> RECORDS FOR THE TASK
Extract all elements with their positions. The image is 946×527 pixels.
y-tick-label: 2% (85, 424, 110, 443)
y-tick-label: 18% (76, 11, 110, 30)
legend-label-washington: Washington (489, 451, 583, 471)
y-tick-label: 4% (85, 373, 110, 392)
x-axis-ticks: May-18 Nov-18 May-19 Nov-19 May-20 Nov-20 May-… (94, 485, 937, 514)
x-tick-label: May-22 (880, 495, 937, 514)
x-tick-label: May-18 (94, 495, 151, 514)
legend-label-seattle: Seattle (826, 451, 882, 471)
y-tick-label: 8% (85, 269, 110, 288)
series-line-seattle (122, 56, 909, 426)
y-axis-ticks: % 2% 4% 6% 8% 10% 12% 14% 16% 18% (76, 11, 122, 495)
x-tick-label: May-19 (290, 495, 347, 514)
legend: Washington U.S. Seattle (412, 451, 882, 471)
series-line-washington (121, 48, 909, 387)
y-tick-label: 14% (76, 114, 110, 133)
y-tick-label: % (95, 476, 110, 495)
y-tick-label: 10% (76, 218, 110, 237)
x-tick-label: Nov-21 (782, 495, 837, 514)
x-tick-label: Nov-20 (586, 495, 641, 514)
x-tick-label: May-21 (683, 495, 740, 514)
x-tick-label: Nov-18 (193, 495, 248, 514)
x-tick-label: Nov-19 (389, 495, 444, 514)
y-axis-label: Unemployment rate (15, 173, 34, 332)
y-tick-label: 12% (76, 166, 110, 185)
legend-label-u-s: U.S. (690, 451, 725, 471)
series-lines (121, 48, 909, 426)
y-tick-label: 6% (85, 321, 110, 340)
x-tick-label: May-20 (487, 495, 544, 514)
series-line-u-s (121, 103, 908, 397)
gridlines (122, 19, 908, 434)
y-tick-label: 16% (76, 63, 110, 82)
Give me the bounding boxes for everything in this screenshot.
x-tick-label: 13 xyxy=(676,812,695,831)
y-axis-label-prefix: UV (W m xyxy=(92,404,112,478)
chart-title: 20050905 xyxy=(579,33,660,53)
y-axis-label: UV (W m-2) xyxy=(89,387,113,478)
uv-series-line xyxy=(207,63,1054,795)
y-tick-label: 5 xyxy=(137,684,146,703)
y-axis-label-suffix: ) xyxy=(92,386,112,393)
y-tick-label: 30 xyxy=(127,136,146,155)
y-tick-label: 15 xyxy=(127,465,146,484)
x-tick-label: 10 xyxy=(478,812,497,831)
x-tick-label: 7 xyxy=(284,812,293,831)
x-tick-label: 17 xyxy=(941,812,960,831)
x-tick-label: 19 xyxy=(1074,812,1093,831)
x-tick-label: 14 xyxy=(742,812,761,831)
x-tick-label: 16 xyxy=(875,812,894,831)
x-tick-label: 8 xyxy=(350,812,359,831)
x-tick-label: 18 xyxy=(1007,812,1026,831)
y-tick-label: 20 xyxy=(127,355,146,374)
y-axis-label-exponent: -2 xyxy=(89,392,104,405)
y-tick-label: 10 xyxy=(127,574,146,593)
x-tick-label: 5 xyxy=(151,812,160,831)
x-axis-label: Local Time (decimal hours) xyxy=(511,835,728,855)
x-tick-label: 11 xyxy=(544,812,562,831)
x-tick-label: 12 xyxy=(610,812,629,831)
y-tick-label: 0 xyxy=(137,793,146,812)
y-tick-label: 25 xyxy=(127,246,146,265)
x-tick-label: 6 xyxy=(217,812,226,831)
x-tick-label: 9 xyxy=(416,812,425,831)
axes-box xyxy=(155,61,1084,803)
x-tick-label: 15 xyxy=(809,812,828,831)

> TASK DIRECTIONS
Set out the lines of the material above as a JSON list of strings, one string per line, with blank lines left out. Start at the first line of the material and end at the line containing "y-tick-label: 4% (85, 373, 110, 392)".

> FINISHED ANSWER
[
  "Extract all elements with their positions. The image is 946×527 pixels.",
  "y-tick-label: 2% (85, 424, 110, 443)",
  "y-tick-label: 18% (76, 11, 110, 30)",
  "legend-label-washington: Washington (489, 451, 583, 471)",
  "y-tick-label: 4% (85, 373, 110, 392)"
]